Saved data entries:
>>>>

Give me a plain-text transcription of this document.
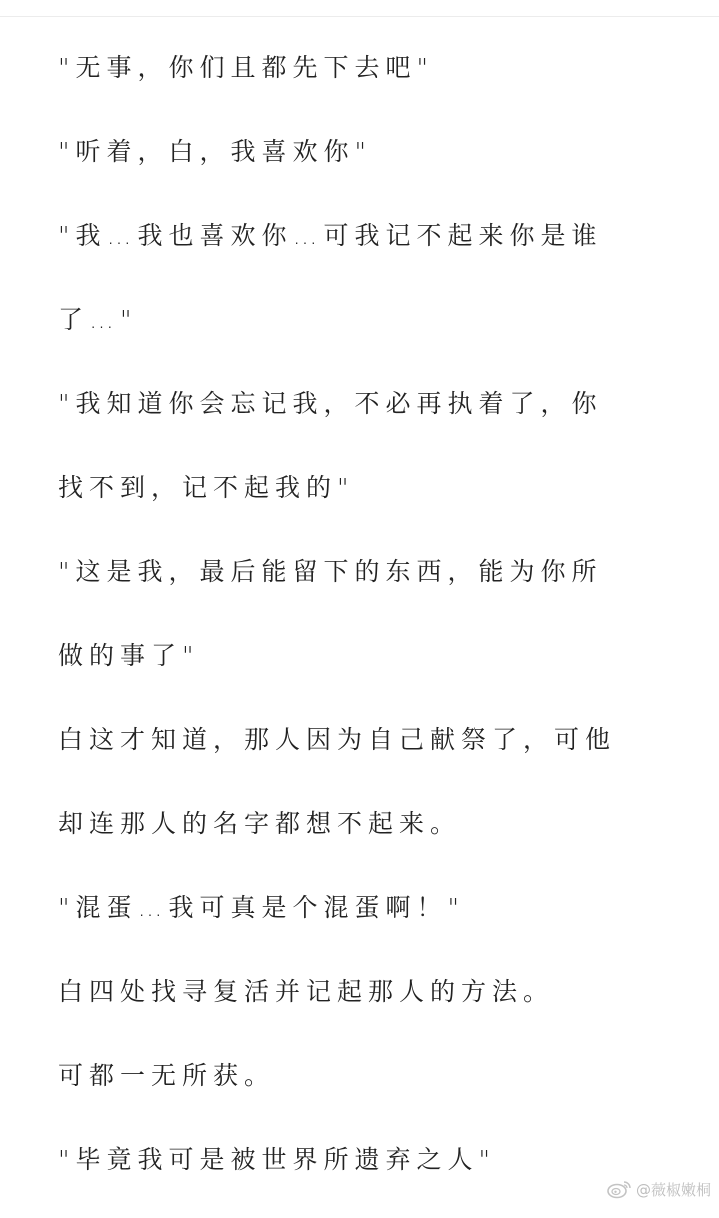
"无事，你们且都先下去吧"
"听着，白，我喜欢你"
"我…我也喜欢你…可我记不起来你是谁
了…"
"我知道你会忘记我，不必再执着了，你
找不到，记不起我的"
"这是我，最后能留下的东西，能为你所
做的事了"
白这才知道，那人因为自己献祭了，可他
却连那人的名字都想不起来。
"混蛋…我可真是个混蛋啊！"
白四处找寻复活并记起那人的方法。
可都一无所获。
"毕竟我可是被世界所遗弃之人"
@薇椒嫩桐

<<<<

PROBLEM STATEMENT:
Pictures don't belong in the copy. Restate all the entries exactly.

FINAL RESULT:
Give me a plain-text transcription of this document.
"无事，你们且都先下去吧"
"听着，白，我喜欢你"
"我…我也喜欢你…可我记不起来你是谁
了…"
"我知道你会忘记我，不必再执着了，你
找不到，记不起我的"
"这是我，最后能留下的东西，能为你所
做的事了"
白这才知道，那人因为自己献祭了，可他
却连那人的名字都想不起来。
"混蛋…我可真是个混蛋啊！"
白四处找寻复活并记起那人的方法。
可都一无所获。
"毕竟我可是被世界所遗弃之人"
@薇椒嫩桐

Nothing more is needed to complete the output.